-- What you have to do --
Your task is to repeat the entries exactly. Leave the pictures out.
____________________
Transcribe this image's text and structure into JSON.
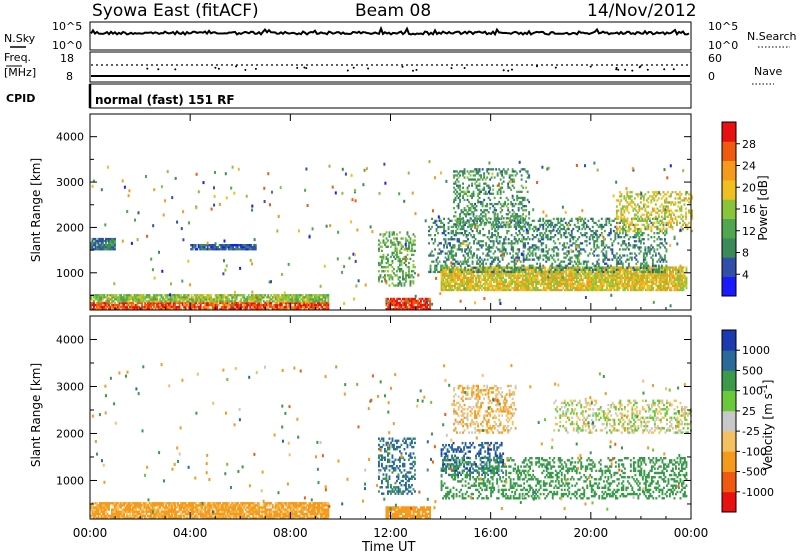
{
  "header": {
    "title": "Syowa East (fitACF)",
    "beam": "Beam 08",
    "date": "14/Nov/2012"
  },
  "nsky_panel": {
    "label": "N.Sky",
    "left_ticks": [
      "10^5",
      "10^0"
    ],
    "right_ticks": [
      "10^5",
      "10^0"
    ],
    "right_label": "N.Search"
  },
  "freq_panel": {
    "label_line1": "Freq.",
    "label_line2": "[MHz]",
    "left_ticks": [
      "18",
      "8"
    ],
    "right_ticks": [
      "60",
      "0"
    ],
    "right_label": "Nave"
  },
  "cpid_panel": {
    "label": "CPID",
    "mode_text": "normal (fast) 151 RF"
  },
  "x_axis": {
    "label": "Time UT",
    "ticks": [
      "00:00",
      "04:00",
      "08:00",
      "12:00",
      "16:00",
      "20:00",
      "00:00"
    ]
  },
  "colors": {
    "power_scale": [
      "#1a1aff",
      "#2f4fa8",
      "#3a8a5a",
      "#4fa84f",
      "#8ac43a",
      "#f0c020",
      "#f59a1a",
      "#f05a10",
      "#e81010"
    ],
    "velocity_scale": [
      "#e81010",
      "#f05a10",
      "#f59a1a",
      "#f5c060",
      "#c8c8c8",
      "#6ac83a",
      "#3a9a4a",
      "#2a6a9a",
      "#1a3ab0"
    ]
  },
  "chart_data": [
    {
      "type": "heatmap",
      "title": "",
      "xlabel": "Time UT",
      "ylabel": "Slant Range [km]",
      "xlim": [
        0,
        24
      ],
      "ylim": [
        180,
        4500
      ],
      "yticks": [
        "1000",
        "2000",
        "3000",
        "4000"
      ],
      "colorbar": {
        "label": "Power [dB]",
        "ticks": [
          "4",
          "8",
          "12",
          "16",
          "20",
          "24",
          "28"
        ],
        "range": [
          0,
          30
        ]
      },
      "echo_regions": [
        {
          "t": [
            0.0,
            9.5
          ],
          "range": [
            180,
            350
          ],
          "level": 26
        },
        {
          "t": [
            0.0,
            9.5
          ],
          "range": [
            350,
            520
          ],
          "level": 14
        },
        {
          "t": [
            11.8,
            13.6
          ],
          "range": [
            180,
            420
          ],
          "level": 27
        },
        {
          "t": [
            11.5,
            13.0
          ],
          "range": [
            700,
            1900
          ],
          "level": 12
        },
        {
          "t": [
            14.0,
            23.8
          ],
          "range": [
            600,
            1100
          ],
          "level": 18
        },
        {
          "t": [
            13.5,
            23.0
          ],
          "range": [
            1000,
            2200
          ],
          "level": 9
        },
        {
          "t": [
            14.5,
            17.5
          ],
          "range": [
            2000,
            3300
          ],
          "level": 10
        },
        {
          "t": [
            21.0,
            24.0
          ],
          "range": [
            1900,
            2800
          ],
          "level": 17
        },
        {
          "t": [
            0.0,
            1.0
          ],
          "range": [
            1500,
            1750
          ],
          "level": 8
        },
        {
          "t": [
            4.0,
            6.6
          ],
          "range": [
            1500,
            1600
          ],
          "level": 6
        }
      ]
    },
    {
      "type": "heatmap",
      "title": "",
      "xlabel": "Time UT",
      "ylabel": "Slant Range [km]",
      "xlim": [
        0,
        24
      ],
      "ylim": [
        180,
        4500
      ],
      "yticks": [
        "1000",
        "2000",
        "3000",
        "4000"
      ],
      "colorbar": {
        "label": "Velocity [m s^-1]",
        "ticks": [
          "-1000",
          "-500",
          "-100",
          "-25",
          "25",
          "100",
          "500",
          "1000"
        ]
      },
      "echo_regions": [
        {
          "t": [
            0.0,
            9.5
          ],
          "range": [
            180,
            520
          ],
          "velocity": -150
        },
        {
          "t": [
            11.8,
            13.6
          ],
          "range": [
            180,
            420
          ],
          "velocity": -300
        },
        {
          "t": [
            11.5,
            13.0
          ],
          "range": [
            700,
            1900
          ],
          "velocity": 600
        },
        {
          "t": [
            14.0,
            16.5
          ],
          "range": [
            1100,
            1800
          ],
          "velocity": 900
        },
        {
          "t": [
            14.0,
            23.8
          ],
          "range": [
            600,
            1500
          ],
          "velocity": 300
        },
        {
          "t": [
            14.5,
            17.0
          ],
          "range": [
            2000,
            3000
          ],
          "velocity": -80
        },
        {
          "t": [
            18.5,
            24.0
          ],
          "range": [
            2000,
            2700
          ],
          "velocity": 0
        }
      ]
    }
  ]
}
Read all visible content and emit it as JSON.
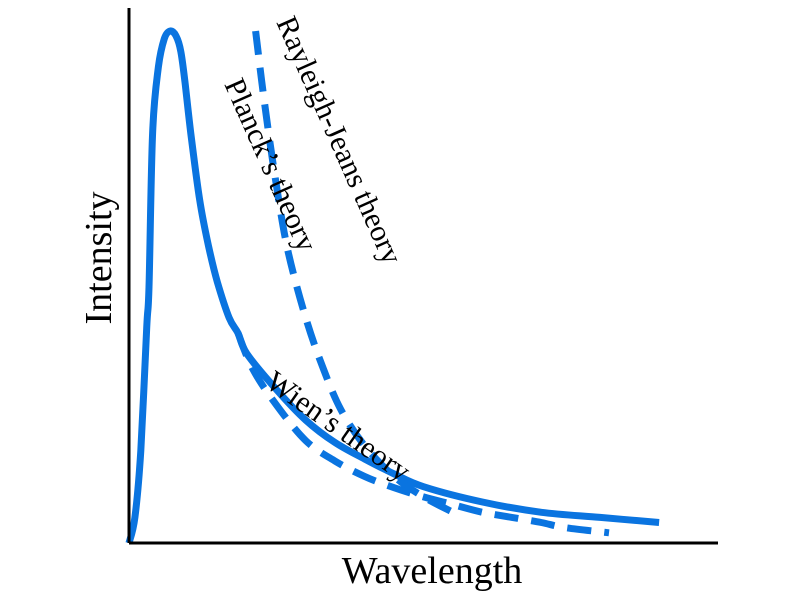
____________________
-- Output for this task --
Transcribe this image's text and structure into JSON.
{
  "header": {
    "title": "Syowa East (fitACF)",
    "beam": "Beam 08",
    "date": "14/Nov/2012"
  },
  "nsky_panel": {
    "label": "N.Sky",
    "left_ticks": [
      "10^5",
      "10^0"
    ],
    "right_ticks": [
      "10^5",
      "10^0"
    ],
    "right_label": "N.Search"
  },
  "freq_panel": {
    "label_line1": "Freq.",
    "label_line2": "[MHz]",
    "left_ticks": [
      "18",
      "8"
    ],
    "right_ticks": [
      "60",
      "0"
    ],
    "right_label": "Nave"
  },
  "cpid_panel": {
    "label": "CPID",
    "mode_text": "normal (fast) 151 RF"
  },
  "x_axis": {
    "label": "Time UT",
    "ticks": [
      "00:00",
      "04:00",
      "08:00",
      "12:00",
      "16:00",
      "20:00",
      "00:00"
    ]
  },
  "colors": {
    "power_scale": [
      "#1a1aff",
      "#2f4fa8",
      "#3a8a5a",
      "#4fa84f",
      "#8ac43a",
      "#f0c020",
      "#f59a1a",
      "#f05a10",
      "#e81010"
    ],
    "velocity_scale": [
      "#e81010",
      "#f05a10",
      "#f59a1a",
      "#f5c060",
      "#c8c8c8",
      "#6ac83a",
      "#3a9a4a",
      "#2a6a9a",
      "#1a3ab0"
    ]
  },
  "chart_data": [
    {
      "type": "heatmap",
      "title": "",
      "xlabel": "Time UT",
      "ylabel": "Slant Range [km]",
      "xlim": [
        0,
        24
      ],
      "ylim": [
        180,
        4500
      ],
      "yticks": [
        "1000",
        "2000",
        "3000",
        "4000"
      ],
      "colorbar": {
        "label": "Power [dB]",
        "ticks": [
          "4",
          "8",
          "12",
          "16",
          "20",
          "24",
          "28"
        ],
        "range": [
          0,
          30
        ]
      },
      "echo_regions": [
        {
          "t": [
            0.0,
            9.5
          ],
          "range": [
            180,
            350
          ],
          "level": 26
        },
        {
          "t": [
            0.0,
            9.5
          ],
          "range": [
            350,
            520
          ],
          "level": 14
        },
        {
          "t": [
            11.8,
            13.6
          ],
          "range": [
            180,
            420
          ],
          "level": 27
        },
        {
          "t": [
            11.5,
            13.0
          ],
          "range": [
            700,
            1900
          ],
          "level": 12
        },
        {
          "t": [
            14.0,
            23.8
          ],
          "range": [
            600,
            1100
          ],
          "level": 18
        },
        {
          "t": [
            13.5,
            23.0
          ],
          "range": [
            1000,
            2200
          ],
          "level": 9
        },
        {
          "t": [
            14.5,
            17.5
          ],
          "range": [
            2000,
            3300
          ],
          "level": 10
        },
        {
          "t": [
            21.0,
            24.0
          ],
          "range": [
            1900,
            2800
          ],
          "level": 17
        },
        {
          "t": [
            0.0,
            1.0
          ],
          "range": [
            1500,
            1750
          ],
          "level": 8
        },
        {
          "t": [
            4.0,
            6.6
          ],
          "range": [
            1500,
            1600
          ],
          "level": 6
        }
      ]
    },
    {
      "type": "heatmap",
      "title": "",
      "xlabel": "Time UT",
      "ylabel": "Slant Range [km]",
      "xlim": [
        0,
        24
      ],
      "ylim": [
        180,
        4500
      ],
      "yticks": [
        "1000",
        "2000",
        "3000",
        "4000"
      ],
      "colorbar": {
        "label": "Velocity [m s^-1]",
        "ticks": [
          "-1000",
          "-500",
          "-100",
          "-25",
          "25",
          "100",
          "500",
          "1000"
        ]
      },
      "echo_regions": [
        {
          "t": [
            0.0,
            9.5
          ],
          "range": [
            180,
            520
          ],
          "velocity": -150
        },
        {
          "t": [
            11.8,
            13.6
          ],
          "range": [
            180,
            420
          ],
          "velocity": -300
        },
        {
          "t": [
            11.5,
            13.0
          ],
          "range": [
            700,
            1900
          ],
          "velocity": 600
        },
        {
          "t": [
            14.0,
            16.5
          ],
          "range": [
            1100,
            1800
          ],
          "velocity": 900
        },
        {
          "t": [
            14.0,
            23.8
          ],
          "range": [
            600,
            1500
          ],
          "velocity": 300
        },
        {
          "t": [
            14.5,
            17.0
          ],
          "range": [
            2000,
            3000
          ],
          "velocity": -80
        },
        {
          "t": [
            18.5,
            24.0
          ],
          "range": [
            2000,
            2700
          ],
          "velocity": 0
        }
      ]
    }
  ]
}
Read all visible content and emit it as JSON.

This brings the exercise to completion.